■ **EXERCISE BRIEF**: Render the entries from the line with "Patent image size: (880, 643)." up to and including the line with "The third face 112 is at (364, 300)." as a two-column CSV with the header row description,positions. Give one row per entry, with its text in the description field and its answer in the positions field, each field quoted and with line breaks replaced by spaces.

# START OF DATASET EXTRACT

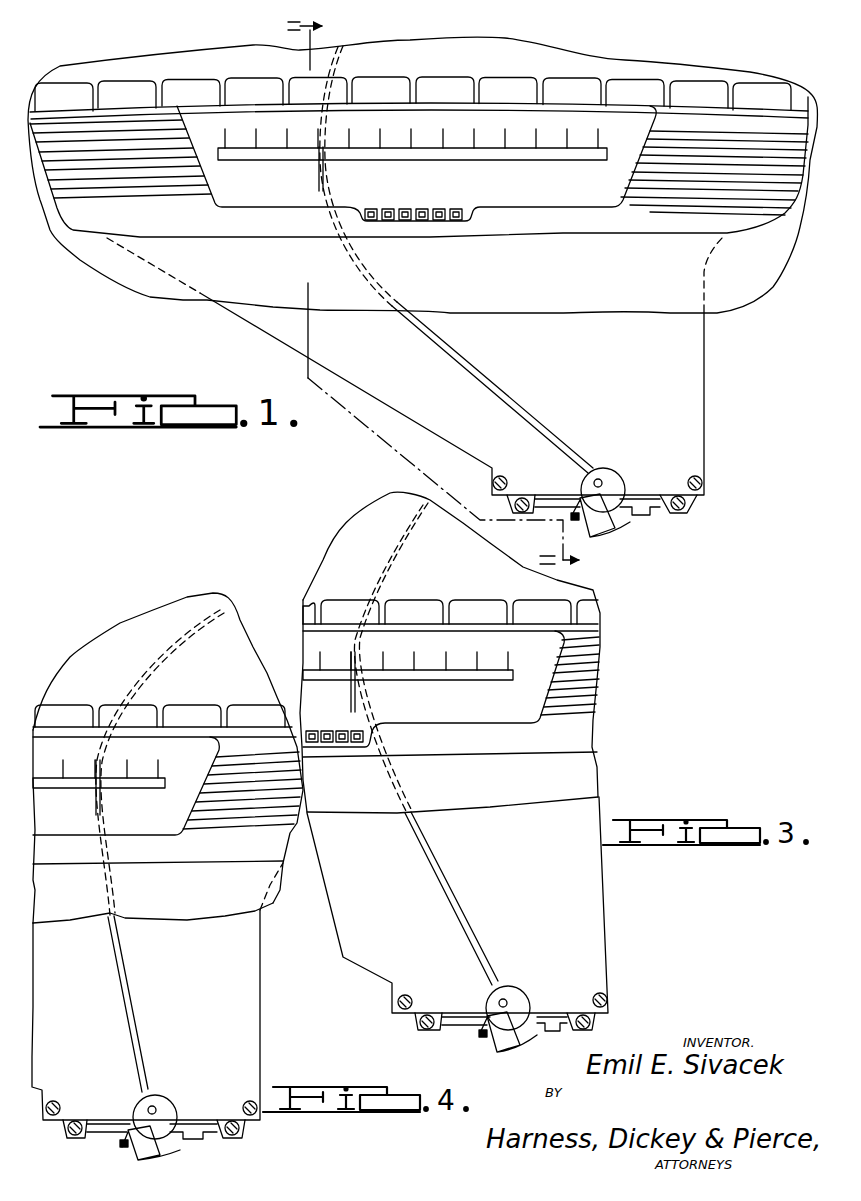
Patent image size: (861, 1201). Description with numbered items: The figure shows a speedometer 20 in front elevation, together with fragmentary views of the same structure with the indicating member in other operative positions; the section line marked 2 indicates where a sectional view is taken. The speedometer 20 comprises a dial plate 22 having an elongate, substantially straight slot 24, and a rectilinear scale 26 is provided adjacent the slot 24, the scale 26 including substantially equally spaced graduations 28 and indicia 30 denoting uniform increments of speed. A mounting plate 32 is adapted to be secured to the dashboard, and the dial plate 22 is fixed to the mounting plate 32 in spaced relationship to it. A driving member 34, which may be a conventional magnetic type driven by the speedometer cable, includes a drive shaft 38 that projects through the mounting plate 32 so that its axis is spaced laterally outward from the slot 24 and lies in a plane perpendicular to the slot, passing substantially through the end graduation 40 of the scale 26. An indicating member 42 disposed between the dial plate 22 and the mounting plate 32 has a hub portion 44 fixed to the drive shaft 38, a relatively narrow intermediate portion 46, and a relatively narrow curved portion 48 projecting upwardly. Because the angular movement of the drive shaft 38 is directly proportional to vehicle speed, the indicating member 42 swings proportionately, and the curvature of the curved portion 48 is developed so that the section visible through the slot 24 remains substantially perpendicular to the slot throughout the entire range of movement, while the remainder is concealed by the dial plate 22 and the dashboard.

In FIG. 1, the section line 2- 2 is at (449, 289).
In FIG. 1, the speedometer 20 is at (704, 390).
In FIG. 3, the speedometer 20 is at (610, 927).
In FIG. 4, the speedometer 20 is at (262, 1050).
In FIG. 1, the dial plate 22 is at (563, 123).
In FIG. 3, the dial plate 22 is at (467, 637).
In FIG. 4, the dial plate 22 is at (177, 747).
In FIG. 1, the slot 24 is at (436, 150).
In FIG. 3, the slot 24 is at (430, 667).
In FIG. 4, the slot 24 is at (143, 779).
In FIG. 1, the rectilinear scale 26 is at (353, 131).
In FIG. 3, the rectilinear scale 26 is at (414, 661).
In FIG. 4, the rectilinear scale 26 is at (110, 769).
In FIG. 1, the graduations 28 is at (478, 133).
In FIG. 3, the graduations 28 is at (416, 701).
In FIG. 4, the graduations 28 is at (104, 808).
In FIG. 1, the indicia 30 is at (490, 193).
In FIG. 3, the indicia 30 is at (334, 736).
In FIG. 1, the mounting plate 32 is at (680, 343).
In FIG. 3, the mounting plate 32 is at (600, 873).
In FIG. 4, the mounting plate 32 is at (238, 972).
In FIG. 1, the driving member 34 is at (627, 530).
In FIG. 3, the driving member 34 is at (537, 1047).
In FIG. 4, the driving member 34 is at (183, 1152).
In FIG. 1, the drive shaft 38 is at (600, 480).
In FIG. 3, the drive shaft 38 is at (505, 1000).
In FIG. 4, the drive shaft 38 is at (154, 1107).
In FIG. 1, the end graduation 40 is at (603, 143).
In FIG. 3, the end graduation 40 is at (353, 682).
In FIG. 4, the end graduation 40 is at (98, 787).
In FIG. 1, the indicating member 42 is at (463, 353).
In FIG. 3, the indicating member 42 is at (440, 860).
In FIG. 4, the indicating member 42 is at (130, 973).
In FIG. 1, the hub portion 44 is at (630, 473).
In FIG. 3, the hub portion 44 is at (523, 1000).
In FIG. 4, the hub portion 44 is at (163, 1107).
In FIG. 1, the intermediate portion 46 is at (497, 395).
In FIG. 4, the intermediate portion 46 is at (113, 943).
In FIG. 1, the curved portion 48 is at (333, 248).
In FIG. 3, the curved portion 48 is at (380, 563).
In FIG. 4, the curved portion 48 is at (137, 680).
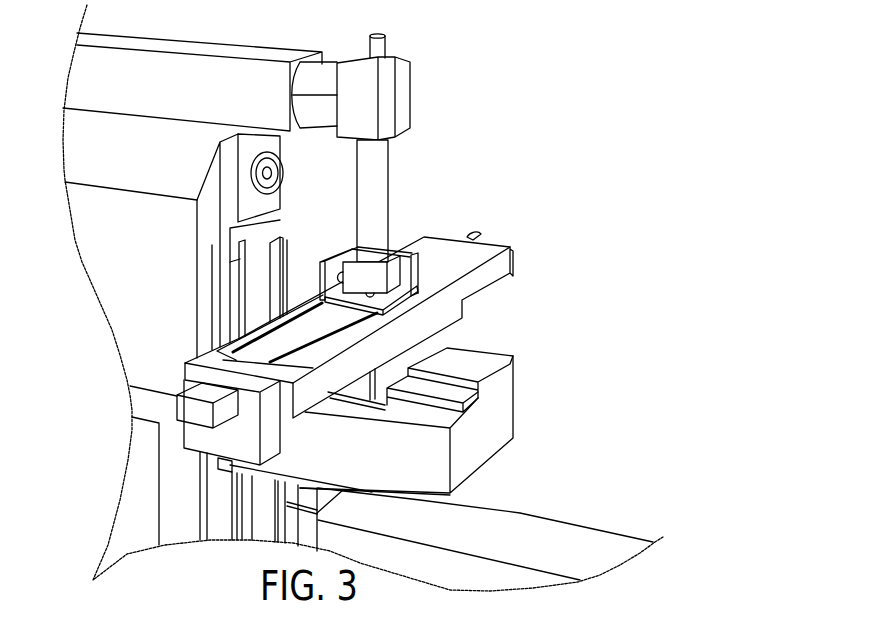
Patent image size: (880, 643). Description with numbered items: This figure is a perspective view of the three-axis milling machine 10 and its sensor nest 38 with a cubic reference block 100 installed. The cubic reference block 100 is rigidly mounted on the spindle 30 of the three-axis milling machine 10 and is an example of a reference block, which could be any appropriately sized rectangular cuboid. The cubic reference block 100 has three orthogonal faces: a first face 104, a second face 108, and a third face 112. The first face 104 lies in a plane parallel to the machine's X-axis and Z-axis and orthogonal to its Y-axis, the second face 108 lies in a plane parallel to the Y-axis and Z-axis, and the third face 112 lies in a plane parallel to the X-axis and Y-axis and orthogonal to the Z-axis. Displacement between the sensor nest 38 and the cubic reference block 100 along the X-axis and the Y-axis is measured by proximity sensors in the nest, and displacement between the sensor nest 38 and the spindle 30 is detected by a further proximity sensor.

The three-axis milling machine 10 is at (512, 95).
The spindle 30 is at (390, 152).
The sensor nest 38 is at (393, 262).
The cubic reference block 100 is at (401, 275).
The first face 104 is at (331, 260).
The second face 108 is at (416, 279).
The third face 112 is at (364, 300).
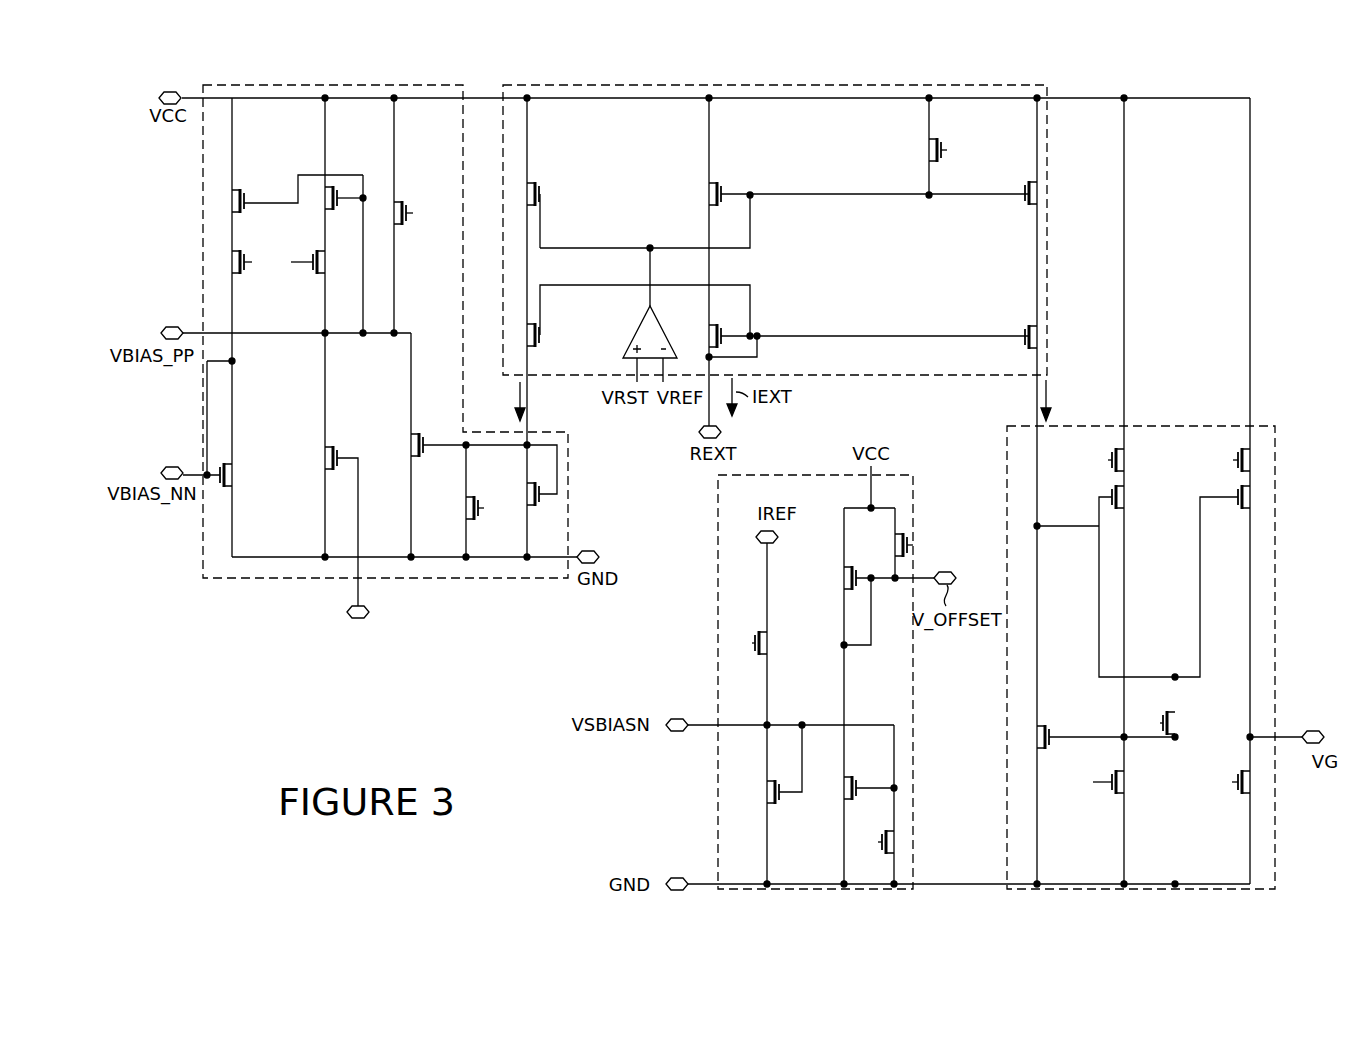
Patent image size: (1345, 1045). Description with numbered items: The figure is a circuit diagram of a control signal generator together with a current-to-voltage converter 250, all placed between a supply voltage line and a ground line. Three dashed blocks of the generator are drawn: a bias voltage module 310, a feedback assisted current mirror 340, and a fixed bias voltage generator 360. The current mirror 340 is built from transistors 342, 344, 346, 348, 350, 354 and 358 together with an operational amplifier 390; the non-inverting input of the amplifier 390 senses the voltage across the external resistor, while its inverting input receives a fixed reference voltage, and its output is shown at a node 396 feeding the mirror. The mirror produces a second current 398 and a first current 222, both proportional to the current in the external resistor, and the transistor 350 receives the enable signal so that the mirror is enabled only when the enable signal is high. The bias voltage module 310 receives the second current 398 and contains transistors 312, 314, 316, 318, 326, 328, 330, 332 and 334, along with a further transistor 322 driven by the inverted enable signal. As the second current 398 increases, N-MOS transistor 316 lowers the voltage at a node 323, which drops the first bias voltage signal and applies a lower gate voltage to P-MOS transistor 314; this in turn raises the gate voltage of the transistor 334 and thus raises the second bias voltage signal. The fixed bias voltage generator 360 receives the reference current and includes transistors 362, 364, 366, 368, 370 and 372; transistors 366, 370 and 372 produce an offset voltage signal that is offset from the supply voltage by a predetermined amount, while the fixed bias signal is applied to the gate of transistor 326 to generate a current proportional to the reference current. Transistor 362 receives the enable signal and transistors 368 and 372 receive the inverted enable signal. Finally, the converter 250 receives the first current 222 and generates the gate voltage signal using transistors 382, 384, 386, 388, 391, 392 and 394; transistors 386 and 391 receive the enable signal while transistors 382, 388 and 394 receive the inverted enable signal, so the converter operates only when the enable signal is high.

The bias voltage module 310 is at (342, 85).
The transistor 312 is at (535, 487).
The P-MOS transistor 314 is at (244, 199).
The N-MOS transistor 316 is at (418, 434).
The transistor 318 is at (244, 258).
The transistor 322 is at (318, 275).
The node 323 is at (363, 338).
The transistor 326 is at (337, 447).
The transistor 328 is at (337, 190).
The transistor 330 is at (406, 205).
The transistor 332 is at (470, 502).
The transistor 334 is at (228, 462).
The feedback assisted current mirror 340 is at (868, 86).
The transistor 342 is at (540, 185).
The transistor 344 is at (540, 345).
The transistor 346 is at (722, 186).
The transistor 348 is at (721, 331).
The transistor 350 is at (937, 141).
The transistor 354 is at (1029, 190).
The transistor 358 is at (1030, 330).
The fixed bias voltage generator 360 is at (718, 826).
The transistor 362 is at (770, 646).
The transistor 364 is at (766, 792).
The transistor 366 is at (850, 786).
The transistor 368 is at (888, 834).
The transistor 370 is at (850, 576).
The transistor 372 is at (902, 556).
The transistor 382 is at (1128, 468).
The transistor 384 is at (1130, 508).
The transistor 386 is at (1128, 792).
The transistor 388 is at (1178, 730).
The operational amplifier 390 is at (638, 333).
The transistor 391 is at (1248, 795).
The transistor 392 is at (1256, 507).
The transistor 394 is at (1256, 454).
The node 396 is at (650, 246).
The second current 398 is at (516, 393).
The first current 222 is at (1050, 396).
The IV converter 250 is at (1166, 426).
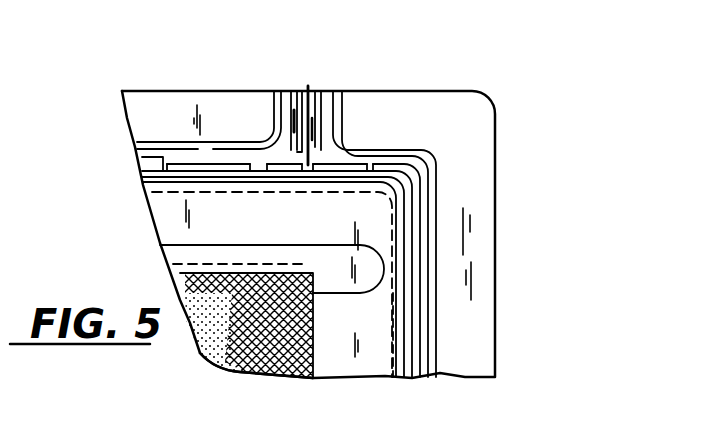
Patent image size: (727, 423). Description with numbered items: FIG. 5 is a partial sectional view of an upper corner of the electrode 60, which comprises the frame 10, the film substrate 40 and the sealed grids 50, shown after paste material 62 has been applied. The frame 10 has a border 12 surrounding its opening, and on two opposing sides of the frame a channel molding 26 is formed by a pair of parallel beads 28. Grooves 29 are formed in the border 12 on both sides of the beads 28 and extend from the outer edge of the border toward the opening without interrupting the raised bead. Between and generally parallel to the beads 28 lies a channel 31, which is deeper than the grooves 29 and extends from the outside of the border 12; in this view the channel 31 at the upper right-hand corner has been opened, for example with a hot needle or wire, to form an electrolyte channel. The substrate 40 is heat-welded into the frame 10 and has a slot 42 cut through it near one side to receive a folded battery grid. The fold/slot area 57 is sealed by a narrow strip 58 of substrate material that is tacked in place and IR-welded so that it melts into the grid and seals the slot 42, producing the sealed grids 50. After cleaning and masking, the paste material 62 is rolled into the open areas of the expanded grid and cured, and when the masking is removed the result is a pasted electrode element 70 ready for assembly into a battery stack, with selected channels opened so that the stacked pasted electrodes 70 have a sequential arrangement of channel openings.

# END OF DATASET EXTRACT

■ **TASK RESULT**:
description,positions
"Patent image size: (880, 643). Description with numbered items: This figure is a perspective view of the three-axis milling machine 10 and its sensor nest 38 with a cubic reference block 100 installed. The cubic reference block 100 is rigidly mounted on the spindle 30 of the three-axis milling machine 10 and is an example of a reference block, which could be any appropriately sized rectangular cuboid. The cubic reference block 100 has three orthogonal faces: a first face 104, a second face 108, and a third face 112. The first face 104 lies in a plane parallel to the machine's X-axis and Z-axis and orthogonal to its Y-axis, the second face 108 lies in a plane parallel to the Y-axis and Z-axis, and the third face 112 lies in a plane parallel to the X-axis and Y-axis and orthogonal to the Z-axis. Displacement between the sensor nest 38 and the cubic reference block 100 along the X-axis and the Y-axis is measured by proximity sensors in the nest, and displacement between the sensor nest 38 and the spindle 30 is detected by a further proximity sensor.","The three-axis milling machine 10 is at (512, 95). The spindle 30 is at (390, 152). The sensor nest 38 is at (393, 262). The cubic reference block 100 is at (401, 275). The first face 104 is at (331, 260). The second face 108 is at (416, 279). The third face 112 is at (364, 300)."